> Dataset records
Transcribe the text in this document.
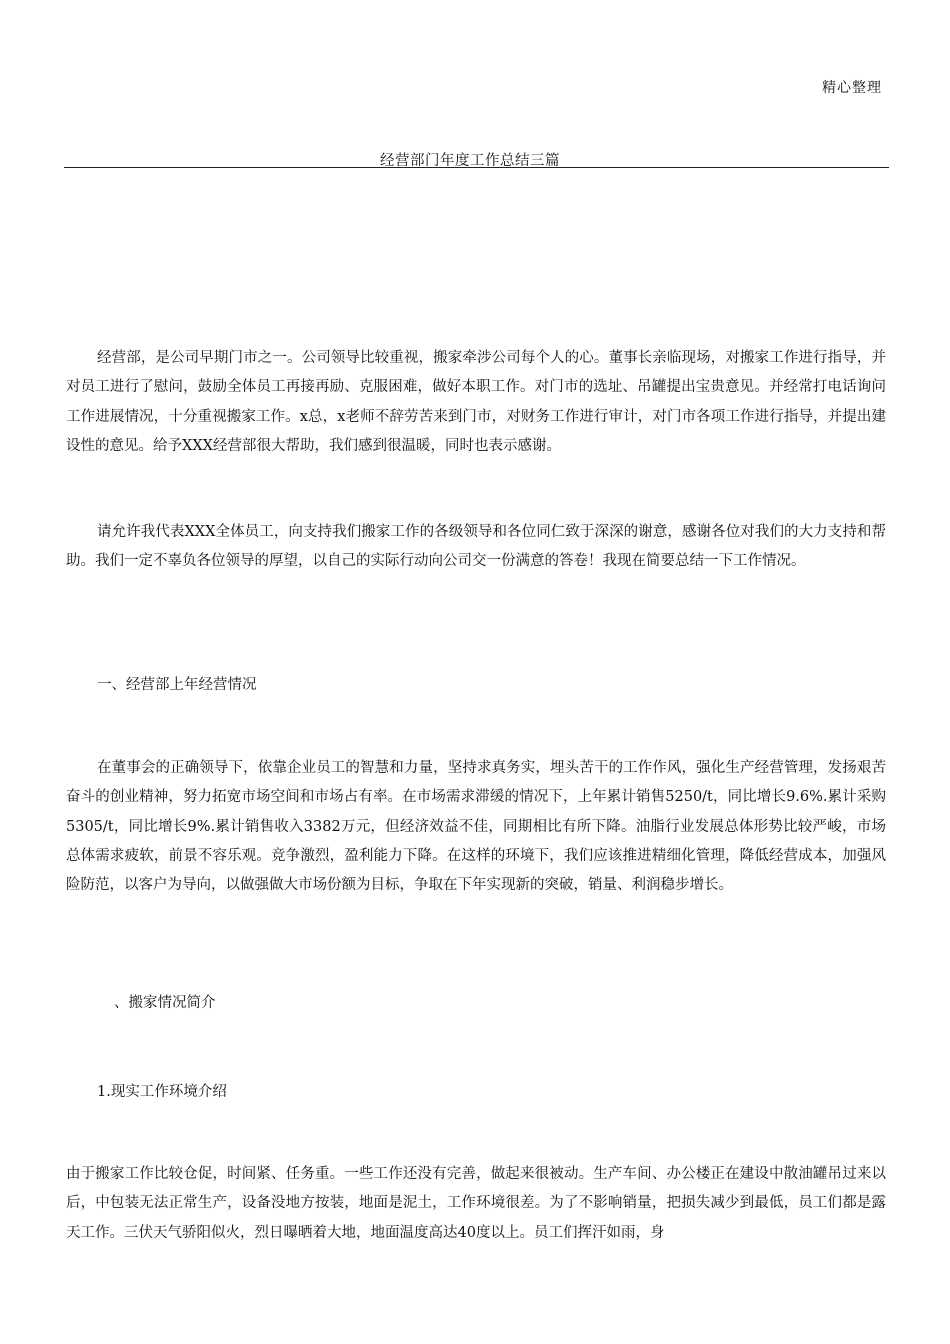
精心整理
经营部门年度工作总结三篇

经营部，是公司早期门市之一。公司领导比较重视，搬家牵涉公司每个人的心。董事长亲临现场，对搬家工作进行指导，并对员工进行了慰问，鼓励全体员工再接再励、克服困难，做好本职工作。对门市的选址、吊罐提出宝贵意见。并经常打电话询问工作进展情况，十分重视搬家工作。x总，x老师不辞劳苦来到门市，对财务工作进行审计，对门市各项工作进行指导，并提出建设性的意见。给予XXX经营部很大帮助，我们感到很温暖，同时也表示感谢。

请允许我代表XXX全体员工，向支持我们搬家工作的各级领导和各位同仁致于深深的谢意，感谢各位对我们的大力支持和帮助。我们一定不辜负各位领导的厚望，以自己的实际行动向公司交一份满意的答卷！我现在简要总结一下工作情况。

一、经营部上年经营情况

在董事会的正确领导下，依靠企业员工的智慧和力量，坚持求真务实，埋头苦干的工作作风，强化生产经营管理，发扬艰苦奋斗的创业精神，努力拓宽市场空间和市场占有率。在市场需求滞缓的情况下，上年累计销售5250/t，同比增长9.6%.累计采购5305/t，同比增长9%.累计销售收入3382万元，但经济效益不佳，同期相比有所下降。油脂行业发展总体形势比较严峻，市场总体需求疲软，前景不容乐观。竞争激烈，盈利能力下降。在这样的环境下，我们应该推进精细化管理，降低经营成本，加强风险防范，以客户为导向，以做强做大市场份额为目标，争取在下年实现新的突破，销量、利润稳步增长。

、搬家情况简介
1.现实工作环境介绍

由于搬家工作比较仓促，时间紧、任务重。一些工作还没有完善，做起来很被动。生产车间、办公楼正在建设中散油罐吊过来以后，中包装无法正常生产，设备没地方按装，地面是泥土，工作环境很差。为了不影响销量，把损失减少到最低，员工们都是露天工作。三伏天气骄阳似火，烈日曝晒着大地，地面温度高达40度以上。员工们挥汗如雨，身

> What to do
Copy each line above precisely, dropping the pictures.

> Result of the exercise
Transcribe the text in this document.
精心整理
经营部门年度工作总结三篇

经营部，是公司早期门市之一。公司领导比较重视，搬家牵涉公司每个人的心。董事长亲临现场，对搬家工作进行指导，并对员工进行了慰问，鼓励全体员工再接再励、克服困难，做好本职工作。对门市的选址、吊罐提出宝贵意见。并经常打电话询问工作进展情况，十分重视搬家工作。x总，x老师不辞劳苦来到门市，对财务工作进行审计，对门市各项工作进行指导，并提出建设性的意见。给予XXX经营部很大帮助，我们感到很温暖，同时也表示感谢。

请允许我代表XXX全体员工，向支持我们搬家工作的各级领导和各位同仁致于深深的谢意，感谢各位对我们的大力支持和帮助。我们一定不辜负各位领导的厚望，以自己的实际行动向公司交一份满意的答卷！我现在简要总结一下工作情况。

一、经营部上年经营情况

在董事会的正确领导下，依靠企业员工的智慧和力量，坚持求真务实，埋头苦干的工作作风，强化生产经营管理，发扬艰苦奋斗的创业精神，努力拓宽市场空间和市场占有率。在市场需求滞缓的情况下，上年累计销售5250/t，同比增长9.6%.累计采购5305/t，同比增长9%.累计销售收入3382万元，但经济效益不佳，同期相比有所下降。油脂行业发展总体形势比较严峻，市场总体需求疲软，前景不容乐观。竞争激烈，盈利能力下降。在这样的环境下，我们应该推进精细化管理，降低经营成本，加强风险防范，以客户为导向，以做强做大市场份额为目标，争取在下年实现新的突破，销量、利润稳步增长。

、搬家情况简介
1.现实工作环境介绍

由于搬家工作比较仓促，时间紧、任务重。一些工作还没有完善，做起来很被动。生产车间、办公楼正在建设中散油罐吊过来以后，中包装无法正常生产，设备没地方按装，地面是泥土，工作环境很差。为了不影响销量，把损失减少到最低，员工们都是露天工作。三伏天气骄阳似火，烈日曝晒着大地，地面温度高达40度以上。员工们挥汗如雨，身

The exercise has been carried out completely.